Brief: Without skipping anything, write out each record below exactly.

§ §

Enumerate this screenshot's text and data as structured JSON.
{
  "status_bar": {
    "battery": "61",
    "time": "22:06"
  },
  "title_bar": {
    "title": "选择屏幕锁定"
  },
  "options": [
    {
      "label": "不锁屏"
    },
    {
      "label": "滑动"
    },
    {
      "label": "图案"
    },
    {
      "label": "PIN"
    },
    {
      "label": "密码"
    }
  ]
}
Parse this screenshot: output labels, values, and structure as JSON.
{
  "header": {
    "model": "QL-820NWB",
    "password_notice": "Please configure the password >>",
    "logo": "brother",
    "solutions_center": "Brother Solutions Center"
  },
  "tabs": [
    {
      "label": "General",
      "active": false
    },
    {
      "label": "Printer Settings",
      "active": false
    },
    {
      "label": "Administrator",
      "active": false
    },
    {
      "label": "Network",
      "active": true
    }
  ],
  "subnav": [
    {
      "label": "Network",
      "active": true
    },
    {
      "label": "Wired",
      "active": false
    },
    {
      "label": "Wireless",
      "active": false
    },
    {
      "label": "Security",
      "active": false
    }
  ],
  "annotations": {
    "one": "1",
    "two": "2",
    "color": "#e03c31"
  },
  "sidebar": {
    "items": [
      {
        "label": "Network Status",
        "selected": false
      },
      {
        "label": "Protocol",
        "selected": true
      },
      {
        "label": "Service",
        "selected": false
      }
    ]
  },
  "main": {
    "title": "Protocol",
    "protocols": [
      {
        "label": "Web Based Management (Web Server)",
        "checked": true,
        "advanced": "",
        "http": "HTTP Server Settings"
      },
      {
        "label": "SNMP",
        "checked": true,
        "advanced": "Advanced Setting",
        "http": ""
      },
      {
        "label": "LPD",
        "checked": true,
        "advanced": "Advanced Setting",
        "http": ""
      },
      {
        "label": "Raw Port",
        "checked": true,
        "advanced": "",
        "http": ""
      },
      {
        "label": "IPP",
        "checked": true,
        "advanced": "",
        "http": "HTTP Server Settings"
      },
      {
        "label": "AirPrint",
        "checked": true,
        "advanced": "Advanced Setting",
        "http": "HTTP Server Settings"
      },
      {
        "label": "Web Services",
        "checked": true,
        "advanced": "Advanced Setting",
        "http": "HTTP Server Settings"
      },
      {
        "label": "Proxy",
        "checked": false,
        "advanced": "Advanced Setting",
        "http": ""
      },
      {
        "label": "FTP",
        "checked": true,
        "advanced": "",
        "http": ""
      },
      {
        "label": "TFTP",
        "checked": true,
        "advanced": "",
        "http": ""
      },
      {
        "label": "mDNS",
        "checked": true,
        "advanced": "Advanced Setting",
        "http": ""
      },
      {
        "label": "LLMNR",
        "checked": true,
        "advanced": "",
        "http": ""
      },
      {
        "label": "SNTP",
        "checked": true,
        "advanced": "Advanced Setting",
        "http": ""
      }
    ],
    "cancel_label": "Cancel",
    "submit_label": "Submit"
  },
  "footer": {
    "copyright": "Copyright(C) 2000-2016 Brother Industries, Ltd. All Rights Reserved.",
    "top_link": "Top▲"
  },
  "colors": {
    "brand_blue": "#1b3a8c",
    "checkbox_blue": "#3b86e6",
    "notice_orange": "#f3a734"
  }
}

§ §

Exercise response:
Enumerate this screenshot's text and data as structured JSON.
{
  "status_bar": {
    "battery": "61",
    "time": "22:06"
  },
  "title_bar": {
    "title": "选择屏幕锁定"
  },
  "options": [
    {
      "label": "不锁屏"
    },
    {
      "label": "滑动"
    },
    {
      "label": "图案"
    },
    {
      "label": "PIN"
    },
    {
      "label": "密码"
    }
  ]
}
Parse this screenshot: output labels, values, and structure as JSON.
{
  "header": {
    "model": "QL-820NWB",
    "password_notice": "Please configure the password >>",
    "logo": "brother",
    "solutions_center": "Brother Solutions Center"
  },
  "tabs": [
    {
      "label": "General",
      "active": false
    },
    {
      "label": "Printer Settings",
      "active": false
    },
    {
      "label": "Administrator",
      "active": false
    },
    {
      "label": "Network",
      "active": true
    }
  ],
  "subnav": [
    {
      "label": "Network",
      "active": true
    },
    {
      "label": "Wired",
      "active": false
    },
    {
      "label": "Wireless",
      "active": false
    },
    {
      "label": "Security",
      "active": false
    }
  ],
  "annotations": {
    "one": "1",
    "two": "2",
    "color": "#e03c31"
  },
  "sidebar": {
    "items": [
      {
        "label": "Network Status",
        "selected": false
      },
      {
        "label": "Protocol",
        "selected": true
      },
      {
        "label": "Service",
        "selected": false
      }
    ]
  },
  "main": {
    "title": "Protocol",
    "protocols": [
      {
        "label": "Web Based Management (Web Server)",
        "checked": true,
        "advanced": "",
        "http": "HTTP Server Settings"
      },
      {
        "label": "SNMP",
        "checked": true,
        "advanced": "Advanced Setting",
        "http": ""
      },
      {
        "label": "LPD",
        "checked": true,
        "advanced": "Advanced Setting",
        "http": ""
      },
      {
        "label": "Raw Port",
        "checked": true,
        "advanced": "",
        "http": ""
      },
      {
        "label": "IPP",
        "checked": true,
        "advanced": "",
        "http": "HTTP Server Settings"
      },
      {
        "label": "AirPrint",
        "checked": true,
        "advanced": "Advanced Setting",
        "http": "HTTP Server Settings"
      },
      {
        "label": "Web Services",
        "checked": true,
        "advanced": "Advanced Setting",
        "http": "HTTP Server Settings"
      },
      {
        "label": "Proxy",
        "checked": false,
        "advanced": "Advanced Setting",
        "http": ""
      },
      {
        "label": "FTP",
        "checked": true,
        "advanced": "",
        "http": ""
      },
      {
        "label": "TFTP",
        "checked": true,
        "advanced": "",
        "http": ""
      },
      {
        "label": "mDNS",
        "checked": true,
        "advanced": "Advanced Setting",
        "http": ""
      },
      {
        "label": "LLMNR",
        "checked": true,
        "advanced": "",
        "http": ""
      },
      {
        "label": "SNTP",
        "checked": true,
        "advanced": "Advanced Setting",
        "http": ""
      }
    ],
    "cancel_label": "Cancel",
    "submit_label": "Submit"
  },
  "footer": {
    "copyright": "Copyright(C) 2000-2016 Brother Industries, Ltd. All Rights Reserved.",
    "top_link": "Top▲"
  },
  "colors": {
    "brand_blue": "#1b3a8c",
    "checkbox_blue": "#3b86e6",
    "notice_orange": "#f3a734"
  }
}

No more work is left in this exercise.